╭─ Excerpted data

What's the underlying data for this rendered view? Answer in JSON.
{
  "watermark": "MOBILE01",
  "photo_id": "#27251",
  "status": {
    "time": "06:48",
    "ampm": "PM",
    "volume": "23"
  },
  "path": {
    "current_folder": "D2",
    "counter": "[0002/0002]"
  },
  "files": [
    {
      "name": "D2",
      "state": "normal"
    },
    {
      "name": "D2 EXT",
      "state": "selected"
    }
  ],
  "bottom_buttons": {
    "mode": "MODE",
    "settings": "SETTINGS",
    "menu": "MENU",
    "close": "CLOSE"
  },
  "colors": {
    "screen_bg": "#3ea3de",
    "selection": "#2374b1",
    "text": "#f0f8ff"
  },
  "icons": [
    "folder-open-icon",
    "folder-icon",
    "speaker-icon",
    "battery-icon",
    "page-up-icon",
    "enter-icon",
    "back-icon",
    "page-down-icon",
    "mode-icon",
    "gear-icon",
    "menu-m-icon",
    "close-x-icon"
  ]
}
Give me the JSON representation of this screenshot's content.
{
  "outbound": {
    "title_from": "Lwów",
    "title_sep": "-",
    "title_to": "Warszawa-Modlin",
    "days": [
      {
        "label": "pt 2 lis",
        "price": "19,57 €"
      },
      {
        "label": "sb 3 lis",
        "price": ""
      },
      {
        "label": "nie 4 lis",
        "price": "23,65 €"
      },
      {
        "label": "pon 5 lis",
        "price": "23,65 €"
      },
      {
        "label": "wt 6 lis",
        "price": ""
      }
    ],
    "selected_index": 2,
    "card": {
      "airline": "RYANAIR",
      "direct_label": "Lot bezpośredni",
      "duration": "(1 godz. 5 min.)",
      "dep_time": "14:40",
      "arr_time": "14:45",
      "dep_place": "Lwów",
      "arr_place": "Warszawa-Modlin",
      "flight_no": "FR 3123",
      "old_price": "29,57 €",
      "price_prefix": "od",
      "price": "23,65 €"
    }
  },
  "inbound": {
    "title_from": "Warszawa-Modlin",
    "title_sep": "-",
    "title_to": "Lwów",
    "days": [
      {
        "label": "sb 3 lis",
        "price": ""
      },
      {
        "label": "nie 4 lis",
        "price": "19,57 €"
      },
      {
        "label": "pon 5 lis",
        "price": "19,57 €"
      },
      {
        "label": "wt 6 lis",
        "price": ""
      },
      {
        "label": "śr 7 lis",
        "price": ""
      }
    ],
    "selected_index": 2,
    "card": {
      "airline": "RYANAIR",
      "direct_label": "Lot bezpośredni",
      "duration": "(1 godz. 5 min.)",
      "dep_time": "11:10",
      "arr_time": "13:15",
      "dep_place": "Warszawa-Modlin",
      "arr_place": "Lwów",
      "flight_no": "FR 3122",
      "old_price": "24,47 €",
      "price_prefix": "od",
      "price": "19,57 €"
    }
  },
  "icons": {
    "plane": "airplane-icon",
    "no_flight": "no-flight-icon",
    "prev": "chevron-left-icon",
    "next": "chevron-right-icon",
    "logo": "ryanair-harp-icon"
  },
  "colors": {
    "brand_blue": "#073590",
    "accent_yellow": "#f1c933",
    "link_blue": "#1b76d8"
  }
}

╰─

== The request ==
Extract each line holding the string "Warszawa".

== Task response ==
    "title_to": "Warszawa-Modlin",
      "arr_place": "Warszawa-Modlin",
    "title_from": "Warszawa-Modlin",
      "dep_place": "Warszawa-Modlin",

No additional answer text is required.